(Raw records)
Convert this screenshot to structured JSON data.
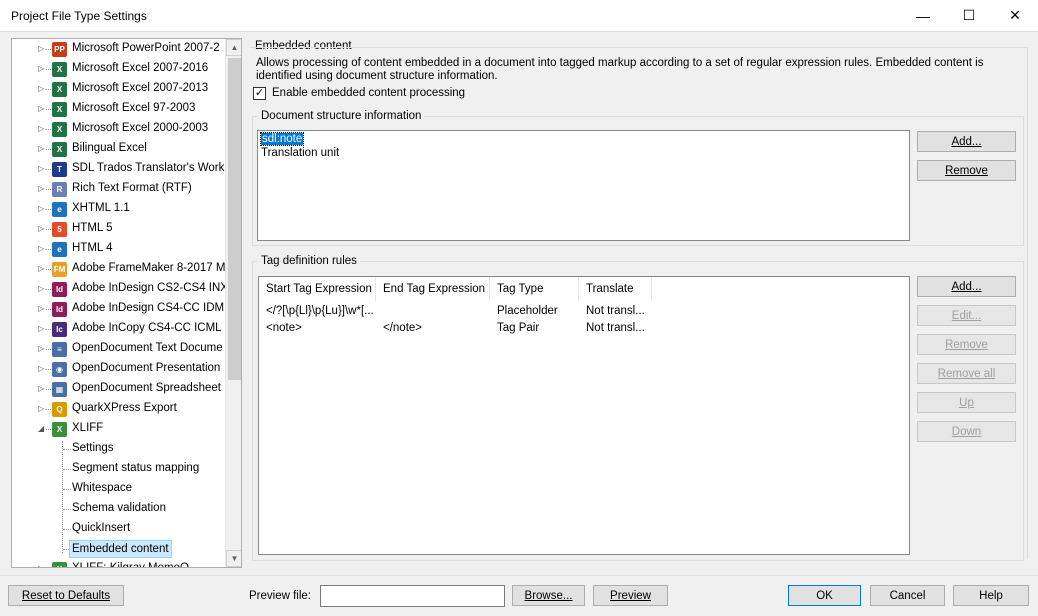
{
  "window": {
    "title": "Project File Type Settings",
    "minimize": "—",
    "maximize": "☐",
    "close": "✕"
  },
  "tree": {
    "items": [
      {
        "label": "Microsoft PowerPoint 2007-2",
        "icon": "PP",
        "color": "#c43e1c"
      },
      {
        "label": "Microsoft Excel 2007-2016",
        "icon": "X",
        "color": "#217346"
      },
      {
        "label": "Microsoft Excel 2007-2013",
        "icon": "X",
        "color": "#217346"
      },
      {
        "label": "Microsoft Excel 97-2003",
        "icon": "X",
        "color": "#217346"
      },
      {
        "label": "Microsoft Excel 2000-2003",
        "icon": "X",
        "color": "#217346"
      },
      {
        "label": "Bilingual Excel",
        "icon": "X",
        "color": "#217346"
      },
      {
        "label": "SDL Trados Translator's Work",
        "icon": "T",
        "color": "#1f3a8a"
      },
      {
        "label": "Rich Text Format (RTF)",
        "icon": "R",
        "color": "#6b7fb3"
      },
      {
        "label": "XHTML 1.1",
        "icon": "e",
        "color": "#1e73be"
      },
      {
        "label": "HTML 5",
        "icon": "5",
        "color": "#e44d26"
      },
      {
        "label": "HTML 4",
        "icon": "e",
        "color": "#1e73be"
      },
      {
        "label": "Adobe FrameMaker 8-2017 M",
        "icon": "FM",
        "color": "#e8a02a"
      },
      {
        "label": "Adobe InDesign CS2-CS4 INX",
        "icon": "Id",
        "color": "#8f1d56"
      },
      {
        "label": "Adobe InDesign CS4-CC IDML",
        "icon": "Id",
        "color": "#8f1d56"
      },
      {
        "label": "Adobe InCopy CS4-CC ICML",
        "icon": "Ic",
        "color": "#4b2a7a"
      },
      {
        "label": "OpenDocument Text Docume",
        "icon": "≡",
        "color": "#4a6fa5"
      },
      {
        "label": "OpenDocument Presentation",
        "icon": "◉",
        "color": "#4a6fa5"
      },
      {
        "label": "OpenDocument Spreadsheet",
        "icon": "▦",
        "color": "#4a6fa5"
      },
      {
        "label": "QuarkXPress Export",
        "icon": "Q",
        "color": "#d99a00"
      },
      {
        "label": "XLIFF",
        "icon": "X",
        "color": "#3a8f3a"
      }
    ],
    "children": [
      {
        "label": "Settings"
      },
      {
        "label": "Segment status mapping"
      },
      {
        "label": "Whitespace"
      },
      {
        "label": "Schema validation"
      },
      {
        "label": "QuickInsert"
      },
      {
        "label": "Embedded content"
      }
    ],
    "partial_item": "XLIFF: Kilgray MemoQ"
  },
  "embedded": {
    "group_title": "Embedded content",
    "description": "Allows processing of content embedded in a document into tagged markup according to a set of regular expression rules. Embedded content is identified using document structure information.",
    "enable_label": "Enable embedded content processing",
    "enable_checked": "✓"
  },
  "doc_structure": {
    "group_title": "Document structure information",
    "items": [
      "sdl:note",
      "Translation unit"
    ],
    "add_label": "Add...",
    "remove_label": "Remove"
  },
  "tag_rules": {
    "group_title": "Tag definition rules",
    "columns": [
      "Start Tag Expression",
      "End Tag Expression",
      "Tag Type",
      "Translate"
    ],
    "rows": [
      [
        "</?[\\p{Ll}\\p{Lu}]\\w*[...",
        "",
        "Placeholder",
        "Not transl..."
      ],
      [
        "<note>",
        "</note>",
        "Tag Pair",
        "Not transl..."
      ]
    ],
    "buttons": {
      "add": "Add...",
      "edit": "Edit...",
      "remove": "Remove",
      "remove_all": "Remove all",
      "up": "Up",
      "down": "Down"
    }
  },
  "bottom": {
    "reset_label": "Reset to Defaults",
    "preview_file_label": "Preview file:",
    "preview_file_value": "",
    "browse_label": "Browse...",
    "preview_label": "Preview",
    "ok_label": "OK",
    "cancel_label": "Cancel",
    "help_label": "Help"
  }
}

- [Problem]:
Gather all lines where the word "processing" appears.

- [In response]:
    "description": "Allows processing of content embedded in a document into tagged markup according to a set of regular expression rules. Embedded content is identified using document structure information.",
    "enable_label": "Enable embedded content processing",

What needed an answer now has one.